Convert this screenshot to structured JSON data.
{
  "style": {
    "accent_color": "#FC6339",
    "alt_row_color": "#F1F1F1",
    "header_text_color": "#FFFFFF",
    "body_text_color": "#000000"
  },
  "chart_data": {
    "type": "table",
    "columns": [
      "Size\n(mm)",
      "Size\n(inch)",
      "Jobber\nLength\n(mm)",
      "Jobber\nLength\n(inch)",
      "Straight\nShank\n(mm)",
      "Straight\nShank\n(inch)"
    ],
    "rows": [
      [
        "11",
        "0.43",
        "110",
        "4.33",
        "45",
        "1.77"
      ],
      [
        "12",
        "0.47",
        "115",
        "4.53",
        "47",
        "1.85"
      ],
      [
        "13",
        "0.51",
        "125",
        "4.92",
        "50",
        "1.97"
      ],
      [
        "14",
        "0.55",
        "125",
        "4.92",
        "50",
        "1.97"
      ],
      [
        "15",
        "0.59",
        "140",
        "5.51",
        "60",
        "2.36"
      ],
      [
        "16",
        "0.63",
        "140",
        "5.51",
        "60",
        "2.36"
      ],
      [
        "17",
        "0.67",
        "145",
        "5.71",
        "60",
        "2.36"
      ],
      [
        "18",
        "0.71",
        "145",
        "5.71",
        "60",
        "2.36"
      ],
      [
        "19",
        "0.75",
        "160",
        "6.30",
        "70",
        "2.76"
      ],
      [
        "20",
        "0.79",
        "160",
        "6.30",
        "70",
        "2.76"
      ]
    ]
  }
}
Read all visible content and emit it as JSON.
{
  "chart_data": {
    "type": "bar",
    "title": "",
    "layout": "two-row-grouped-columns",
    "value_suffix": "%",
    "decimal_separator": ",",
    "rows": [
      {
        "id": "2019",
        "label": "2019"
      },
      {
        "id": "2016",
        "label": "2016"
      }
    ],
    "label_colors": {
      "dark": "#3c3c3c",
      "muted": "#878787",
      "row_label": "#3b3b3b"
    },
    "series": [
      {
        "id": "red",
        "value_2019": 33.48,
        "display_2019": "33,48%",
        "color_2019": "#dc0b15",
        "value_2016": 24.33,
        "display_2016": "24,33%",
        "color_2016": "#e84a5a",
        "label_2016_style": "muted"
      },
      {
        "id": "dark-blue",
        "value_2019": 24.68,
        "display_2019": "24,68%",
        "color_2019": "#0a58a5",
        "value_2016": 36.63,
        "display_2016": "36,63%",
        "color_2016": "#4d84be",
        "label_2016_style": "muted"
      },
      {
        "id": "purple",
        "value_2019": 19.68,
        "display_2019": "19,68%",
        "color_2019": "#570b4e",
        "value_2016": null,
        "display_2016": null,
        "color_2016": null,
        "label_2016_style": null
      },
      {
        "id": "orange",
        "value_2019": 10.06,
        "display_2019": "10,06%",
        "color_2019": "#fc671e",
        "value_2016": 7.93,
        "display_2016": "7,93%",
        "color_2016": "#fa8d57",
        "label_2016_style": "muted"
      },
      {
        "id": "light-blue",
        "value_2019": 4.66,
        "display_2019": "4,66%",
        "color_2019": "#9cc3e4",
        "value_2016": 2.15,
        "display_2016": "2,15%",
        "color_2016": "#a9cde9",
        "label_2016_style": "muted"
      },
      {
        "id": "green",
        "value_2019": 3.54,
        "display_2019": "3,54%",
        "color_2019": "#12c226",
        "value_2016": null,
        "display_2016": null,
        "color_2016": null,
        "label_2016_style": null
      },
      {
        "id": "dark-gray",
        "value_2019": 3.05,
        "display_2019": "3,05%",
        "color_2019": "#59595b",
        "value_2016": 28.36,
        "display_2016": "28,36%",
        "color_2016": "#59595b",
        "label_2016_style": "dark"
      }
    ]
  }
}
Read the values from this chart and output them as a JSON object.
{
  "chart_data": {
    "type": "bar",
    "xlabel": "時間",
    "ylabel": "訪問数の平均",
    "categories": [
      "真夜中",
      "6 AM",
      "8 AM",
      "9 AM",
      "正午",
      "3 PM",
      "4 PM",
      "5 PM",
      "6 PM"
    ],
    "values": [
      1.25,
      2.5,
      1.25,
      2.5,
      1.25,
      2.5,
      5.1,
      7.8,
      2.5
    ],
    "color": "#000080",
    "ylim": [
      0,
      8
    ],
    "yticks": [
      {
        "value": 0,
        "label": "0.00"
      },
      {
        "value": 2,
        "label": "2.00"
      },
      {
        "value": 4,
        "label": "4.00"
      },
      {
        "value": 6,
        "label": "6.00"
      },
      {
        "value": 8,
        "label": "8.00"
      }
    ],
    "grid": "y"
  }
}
======
▸ WRITTEN PROBLEM
Note every line above where the string "Read" shows up, and copy those lines.

▸ EXERCISE RESPONSE
Read all visible content and emit it as JSON.
Read the values from this chart and output them as a JSON object.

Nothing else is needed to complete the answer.